» What the exercise asks:
In the entries below, find the lines that contain the word "OMPS" and copy them.

--- BEGIN ---

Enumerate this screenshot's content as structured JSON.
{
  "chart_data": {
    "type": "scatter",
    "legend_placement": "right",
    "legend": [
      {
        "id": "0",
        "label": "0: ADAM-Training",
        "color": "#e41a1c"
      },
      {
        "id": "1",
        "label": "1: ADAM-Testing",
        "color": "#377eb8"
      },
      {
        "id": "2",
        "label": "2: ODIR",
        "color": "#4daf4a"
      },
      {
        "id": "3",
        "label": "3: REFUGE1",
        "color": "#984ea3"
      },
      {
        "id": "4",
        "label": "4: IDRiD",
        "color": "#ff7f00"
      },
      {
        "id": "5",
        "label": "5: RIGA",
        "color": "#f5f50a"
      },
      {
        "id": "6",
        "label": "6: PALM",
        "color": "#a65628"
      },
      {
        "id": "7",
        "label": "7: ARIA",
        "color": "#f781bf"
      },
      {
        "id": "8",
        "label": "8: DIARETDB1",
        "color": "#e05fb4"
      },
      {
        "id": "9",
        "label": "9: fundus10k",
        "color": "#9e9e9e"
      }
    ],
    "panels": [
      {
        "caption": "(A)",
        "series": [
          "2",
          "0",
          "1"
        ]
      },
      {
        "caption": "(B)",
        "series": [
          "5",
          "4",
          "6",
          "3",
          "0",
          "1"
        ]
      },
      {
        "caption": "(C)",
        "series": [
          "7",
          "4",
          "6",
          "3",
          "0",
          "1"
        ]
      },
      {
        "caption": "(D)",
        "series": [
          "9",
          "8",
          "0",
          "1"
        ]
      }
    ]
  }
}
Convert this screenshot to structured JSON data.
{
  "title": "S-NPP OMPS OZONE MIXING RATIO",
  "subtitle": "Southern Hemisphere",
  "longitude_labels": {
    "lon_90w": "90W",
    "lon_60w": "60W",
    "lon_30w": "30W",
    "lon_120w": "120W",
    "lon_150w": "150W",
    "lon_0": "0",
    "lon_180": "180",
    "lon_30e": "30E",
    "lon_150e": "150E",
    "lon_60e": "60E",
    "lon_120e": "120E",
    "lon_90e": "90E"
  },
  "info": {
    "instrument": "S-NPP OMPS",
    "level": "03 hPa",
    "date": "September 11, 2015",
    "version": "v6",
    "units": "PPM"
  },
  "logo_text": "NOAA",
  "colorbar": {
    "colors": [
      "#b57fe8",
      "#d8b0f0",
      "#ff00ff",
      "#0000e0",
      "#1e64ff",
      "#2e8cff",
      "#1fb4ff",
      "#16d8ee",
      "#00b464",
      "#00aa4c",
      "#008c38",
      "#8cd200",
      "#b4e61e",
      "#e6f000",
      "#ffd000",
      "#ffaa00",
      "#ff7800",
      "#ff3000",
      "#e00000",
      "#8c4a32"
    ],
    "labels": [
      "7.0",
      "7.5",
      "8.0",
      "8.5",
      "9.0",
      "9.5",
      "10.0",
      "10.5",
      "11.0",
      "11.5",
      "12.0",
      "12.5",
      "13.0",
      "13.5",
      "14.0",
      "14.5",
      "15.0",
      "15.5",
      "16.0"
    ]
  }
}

--- END ---

» Answer to this exercise:
  "title": "S-NPP OMPS OZONE MIXING RATIO",
    "instrument": "S-NPP OMPS",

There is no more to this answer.